(THE PROBLEM) Please output the lines shown below exactly as they appear.

(SOURCE RECORDS)

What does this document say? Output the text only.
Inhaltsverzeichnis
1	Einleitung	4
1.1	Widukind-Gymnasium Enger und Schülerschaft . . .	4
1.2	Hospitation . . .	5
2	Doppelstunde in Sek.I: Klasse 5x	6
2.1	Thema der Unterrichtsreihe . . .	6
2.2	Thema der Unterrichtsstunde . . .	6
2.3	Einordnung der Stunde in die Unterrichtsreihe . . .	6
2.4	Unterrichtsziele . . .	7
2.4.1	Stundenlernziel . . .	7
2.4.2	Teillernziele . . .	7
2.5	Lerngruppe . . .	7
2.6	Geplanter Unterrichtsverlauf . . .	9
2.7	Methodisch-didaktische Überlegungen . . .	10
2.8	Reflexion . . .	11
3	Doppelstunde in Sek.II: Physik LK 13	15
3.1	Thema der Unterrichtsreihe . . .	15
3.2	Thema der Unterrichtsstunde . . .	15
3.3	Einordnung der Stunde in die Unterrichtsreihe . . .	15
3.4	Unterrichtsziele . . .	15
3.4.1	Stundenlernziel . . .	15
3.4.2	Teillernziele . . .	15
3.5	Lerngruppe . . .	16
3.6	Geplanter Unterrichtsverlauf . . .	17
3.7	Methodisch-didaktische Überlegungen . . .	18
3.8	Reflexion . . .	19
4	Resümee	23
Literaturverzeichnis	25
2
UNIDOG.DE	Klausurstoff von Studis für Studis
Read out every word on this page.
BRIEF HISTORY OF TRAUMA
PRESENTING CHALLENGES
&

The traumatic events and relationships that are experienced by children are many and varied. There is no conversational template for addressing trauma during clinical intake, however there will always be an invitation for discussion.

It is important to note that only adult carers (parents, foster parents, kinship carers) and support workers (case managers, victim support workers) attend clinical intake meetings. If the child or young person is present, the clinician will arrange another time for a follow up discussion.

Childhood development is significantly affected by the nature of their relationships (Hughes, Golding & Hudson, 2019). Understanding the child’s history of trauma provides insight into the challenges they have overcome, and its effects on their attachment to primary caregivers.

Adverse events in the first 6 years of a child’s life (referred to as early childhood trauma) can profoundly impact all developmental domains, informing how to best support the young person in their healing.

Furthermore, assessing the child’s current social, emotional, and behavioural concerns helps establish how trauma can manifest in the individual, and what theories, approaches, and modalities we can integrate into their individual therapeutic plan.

(RESULT FOR THIS TASK)
What does this document say? Output the text only.
Inhaltsverzeichnis
1	Einleitung	4
1.1	Widukind-Gymnasium Enger und Schülerschaft . . .	4
1.2	Hospitation . . .	5
2	Doppelstunde in Sek.I: Klasse 5x	6
2.1	Thema der Unterrichtsreihe . . .	6
2.2	Thema der Unterrichtsstunde . . .	6
2.3	Einordnung der Stunde in die Unterrichtsreihe . . .	6
2.4	Unterrichtsziele . . .	7
2.4.1	Stundenlernziel . . .	7
2.4.2	Teillernziele . . .	7
2.5	Lerngruppe . . .	7
2.6	Geplanter Unterrichtsverlauf . . .	9
2.7	Methodisch-didaktische Überlegungen . . .	10
2.8	Reflexion . . .	11
3	Doppelstunde in Sek.II: Physik LK 13	15
3.1	Thema der Unterrichtsreihe . . .	15
3.2	Thema der Unterrichtsstunde . . .	15
3.3	Einordnung der Stunde in die Unterrichtsreihe . . .	15
3.4	Unterrichtsziele . . .	15
3.4.1	Stundenlernziel . . .	15
3.4.2	Teillernziele . . .	15
3.5	Lerngruppe . . .	16
3.6	Geplanter Unterrichtsverlauf . . .	17
3.7	Methodisch-didaktische Überlegungen . . .	18
3.8	Reflexion . . .	19
4	Resümee	23
Literaturverzeichnis	25
2
UNIDOG.DE	Klausurstoff von Studis für Studis
Read out every word on this page.
BRIEF HISTORY OF TRAUMA
PRESENTING CHALLENGES
&

The traumatic events and relationships that are experienced by children are many and varied. There is no conversational template for addressing trauma during clinical intake, however there will always be an invitation for discussion.

It is important to note that only adult carers (parents, foster parents, kinship carers) and support workers (case managers, victim support workers) attend clinical intake meetings. If the child or young person is present, the clinician will arrange another time for a follow up discussion.

Childhood development is significantly affected by the nature of their relationships (Hughes, Golding & Hudson, 2019). Understanding the child’s history of trauma provides insight into the challenges they have overcome, and its effects on their attachment to primary caregivers.

Adverse events in the first 6 years of a child’s life (referred to as early childhood trauma) can profoundly impact all developmental domains, informing how to best support the young person in their healing.

Furthermore, assessing the child’s current social, emotional, and behavioural concerns helps establish how trauma can manifest in the individual, and what theories, approaches, and modalities we can integrate into their individual therapeutic plan.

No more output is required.